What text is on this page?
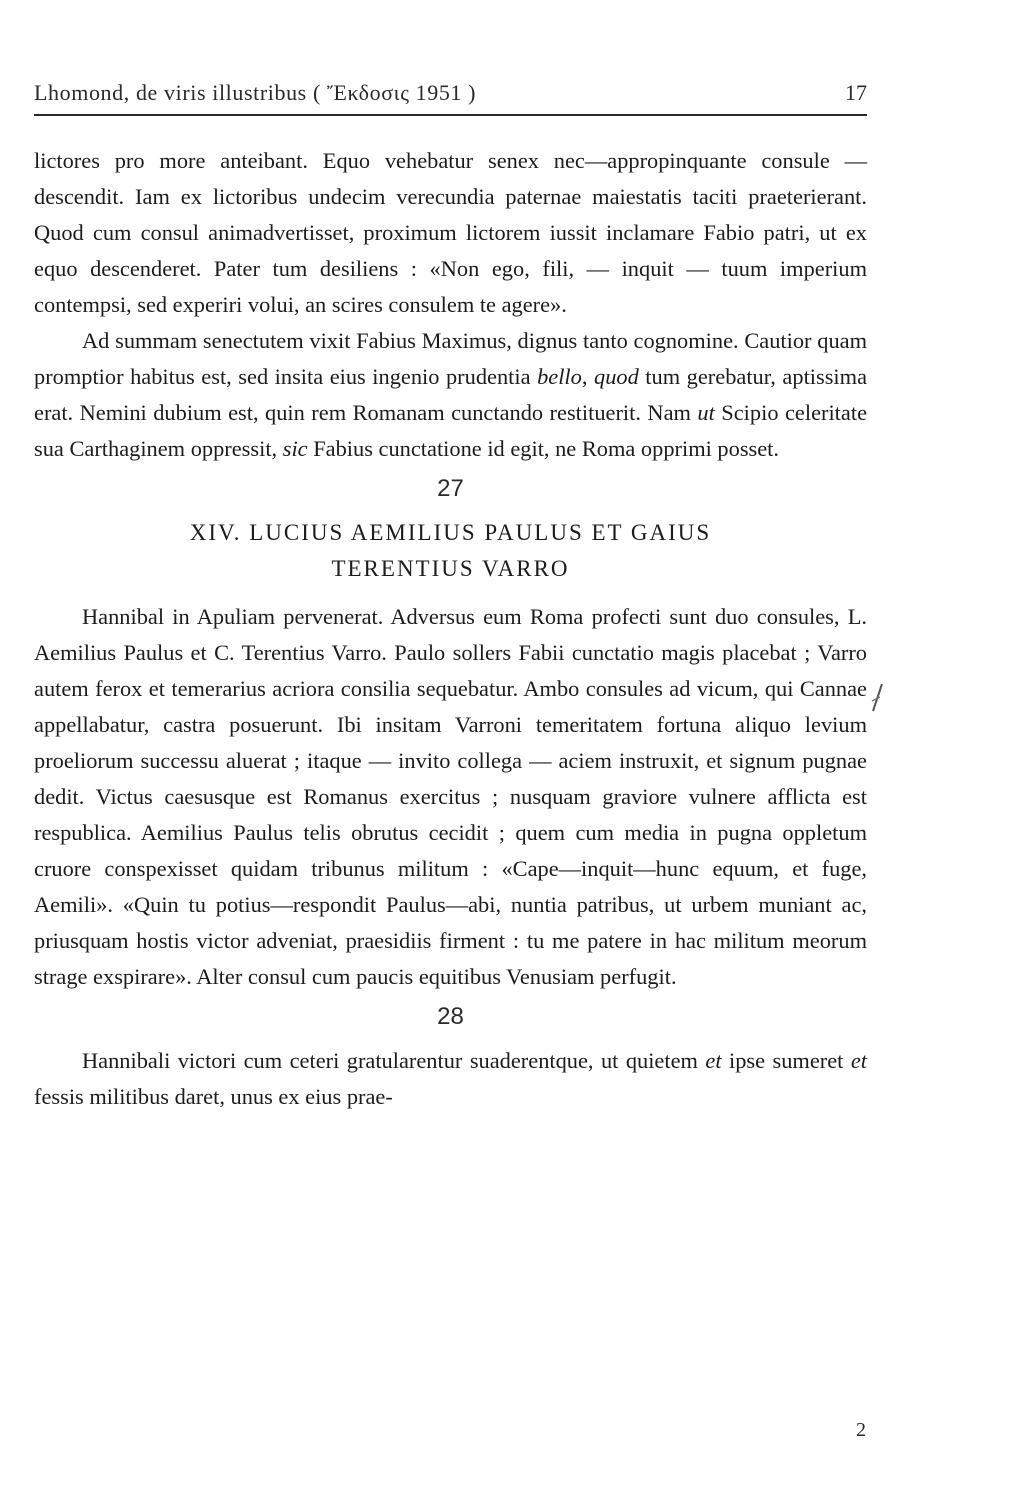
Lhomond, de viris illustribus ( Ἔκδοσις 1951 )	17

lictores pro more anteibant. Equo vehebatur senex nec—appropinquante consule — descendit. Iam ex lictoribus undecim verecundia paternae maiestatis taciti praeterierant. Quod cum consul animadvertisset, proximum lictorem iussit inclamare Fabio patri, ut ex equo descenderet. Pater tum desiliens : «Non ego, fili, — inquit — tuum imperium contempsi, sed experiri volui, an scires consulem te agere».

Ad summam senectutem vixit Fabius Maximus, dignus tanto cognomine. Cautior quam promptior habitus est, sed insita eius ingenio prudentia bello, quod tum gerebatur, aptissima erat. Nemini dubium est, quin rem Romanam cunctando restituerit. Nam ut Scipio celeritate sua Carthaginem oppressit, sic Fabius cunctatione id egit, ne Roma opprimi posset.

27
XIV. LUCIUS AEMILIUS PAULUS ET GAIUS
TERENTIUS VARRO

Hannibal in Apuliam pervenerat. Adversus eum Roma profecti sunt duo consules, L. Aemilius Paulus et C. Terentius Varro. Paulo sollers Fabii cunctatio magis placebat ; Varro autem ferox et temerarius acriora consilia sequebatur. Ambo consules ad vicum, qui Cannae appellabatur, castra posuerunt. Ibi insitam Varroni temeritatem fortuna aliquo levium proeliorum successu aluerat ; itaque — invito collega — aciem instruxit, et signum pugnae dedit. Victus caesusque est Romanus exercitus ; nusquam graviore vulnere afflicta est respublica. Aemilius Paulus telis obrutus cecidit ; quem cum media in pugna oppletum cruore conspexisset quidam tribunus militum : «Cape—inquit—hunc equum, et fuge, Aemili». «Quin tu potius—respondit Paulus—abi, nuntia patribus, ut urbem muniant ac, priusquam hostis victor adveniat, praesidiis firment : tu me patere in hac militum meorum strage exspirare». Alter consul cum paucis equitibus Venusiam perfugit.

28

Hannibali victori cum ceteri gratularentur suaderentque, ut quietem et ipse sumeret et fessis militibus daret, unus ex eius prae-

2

################

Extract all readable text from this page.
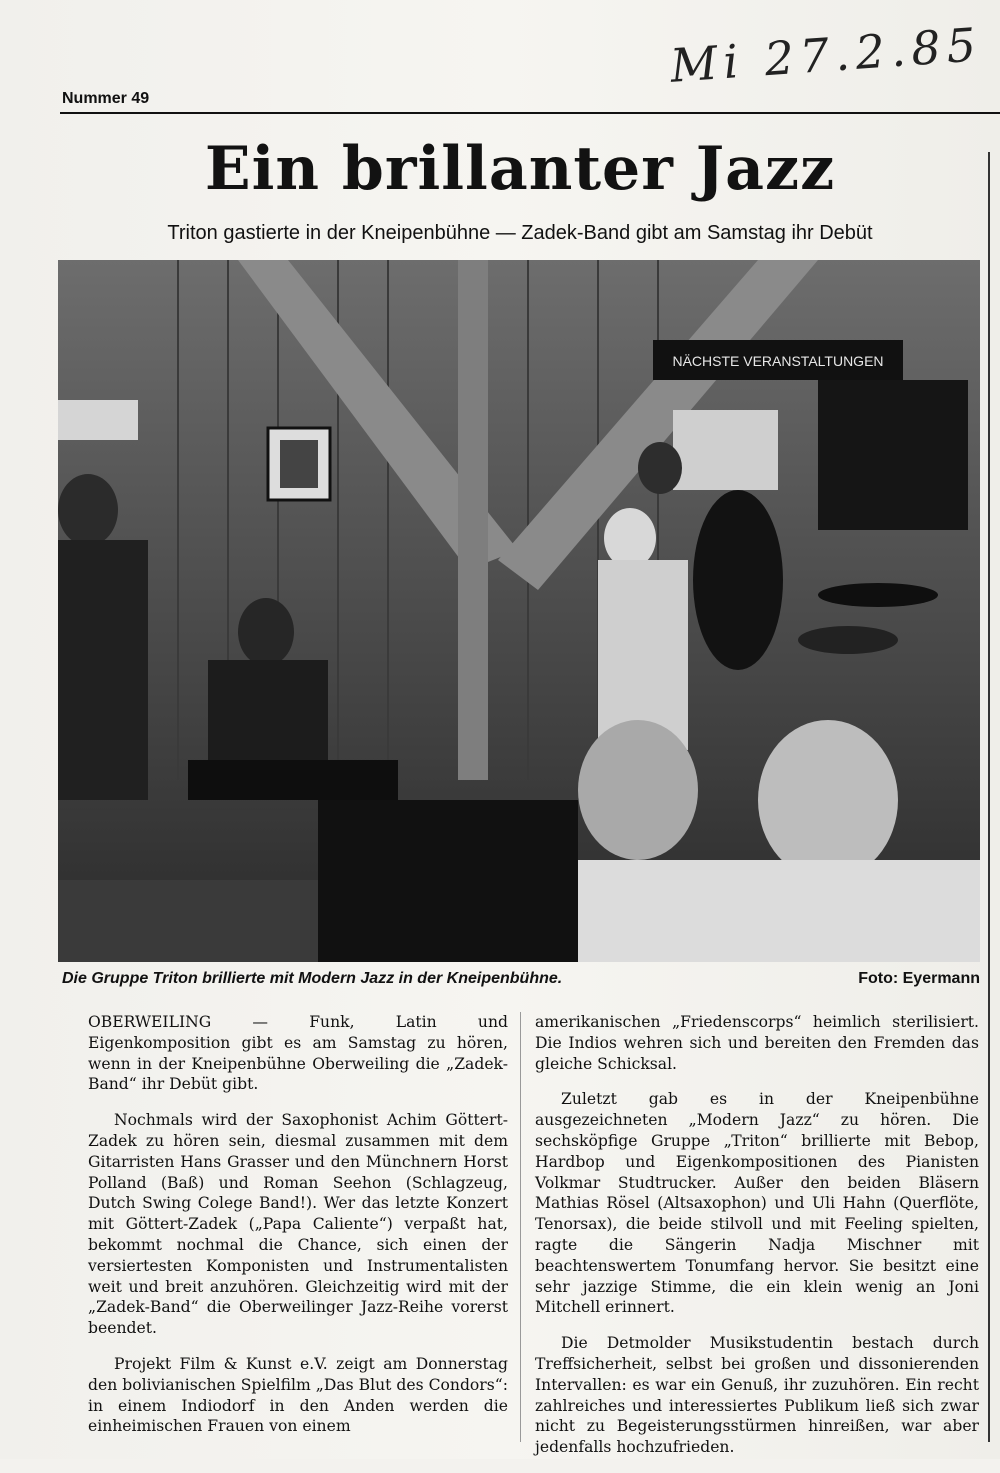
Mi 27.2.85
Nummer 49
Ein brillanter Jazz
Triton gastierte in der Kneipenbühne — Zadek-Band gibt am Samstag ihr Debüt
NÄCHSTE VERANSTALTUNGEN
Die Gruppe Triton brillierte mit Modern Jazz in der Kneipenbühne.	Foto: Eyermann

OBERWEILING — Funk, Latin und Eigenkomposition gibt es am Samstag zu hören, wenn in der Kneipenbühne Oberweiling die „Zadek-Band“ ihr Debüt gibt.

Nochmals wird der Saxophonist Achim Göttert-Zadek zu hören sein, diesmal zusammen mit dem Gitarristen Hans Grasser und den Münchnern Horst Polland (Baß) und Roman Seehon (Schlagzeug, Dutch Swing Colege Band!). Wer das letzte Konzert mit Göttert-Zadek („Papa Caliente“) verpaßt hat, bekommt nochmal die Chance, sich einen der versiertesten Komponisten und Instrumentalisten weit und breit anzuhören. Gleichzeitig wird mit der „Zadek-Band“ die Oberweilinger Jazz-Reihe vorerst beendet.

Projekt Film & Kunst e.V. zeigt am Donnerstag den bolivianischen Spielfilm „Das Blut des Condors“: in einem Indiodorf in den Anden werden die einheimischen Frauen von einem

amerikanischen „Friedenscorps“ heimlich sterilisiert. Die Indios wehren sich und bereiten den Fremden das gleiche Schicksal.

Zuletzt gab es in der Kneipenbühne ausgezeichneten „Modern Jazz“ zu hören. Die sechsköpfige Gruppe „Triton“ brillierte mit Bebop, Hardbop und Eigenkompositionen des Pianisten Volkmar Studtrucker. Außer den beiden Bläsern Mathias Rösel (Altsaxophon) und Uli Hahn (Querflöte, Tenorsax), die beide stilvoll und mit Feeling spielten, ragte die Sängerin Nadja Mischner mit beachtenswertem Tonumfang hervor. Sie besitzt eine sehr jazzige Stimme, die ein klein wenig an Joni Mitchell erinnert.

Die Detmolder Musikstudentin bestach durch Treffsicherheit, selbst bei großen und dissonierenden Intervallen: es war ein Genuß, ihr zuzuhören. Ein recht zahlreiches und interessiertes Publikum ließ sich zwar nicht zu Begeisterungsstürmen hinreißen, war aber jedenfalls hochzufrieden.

################

§ **Do this**: Considering only the records above, state the number of lines that include the word "text", with nothing added.

§ **Full solution**: 2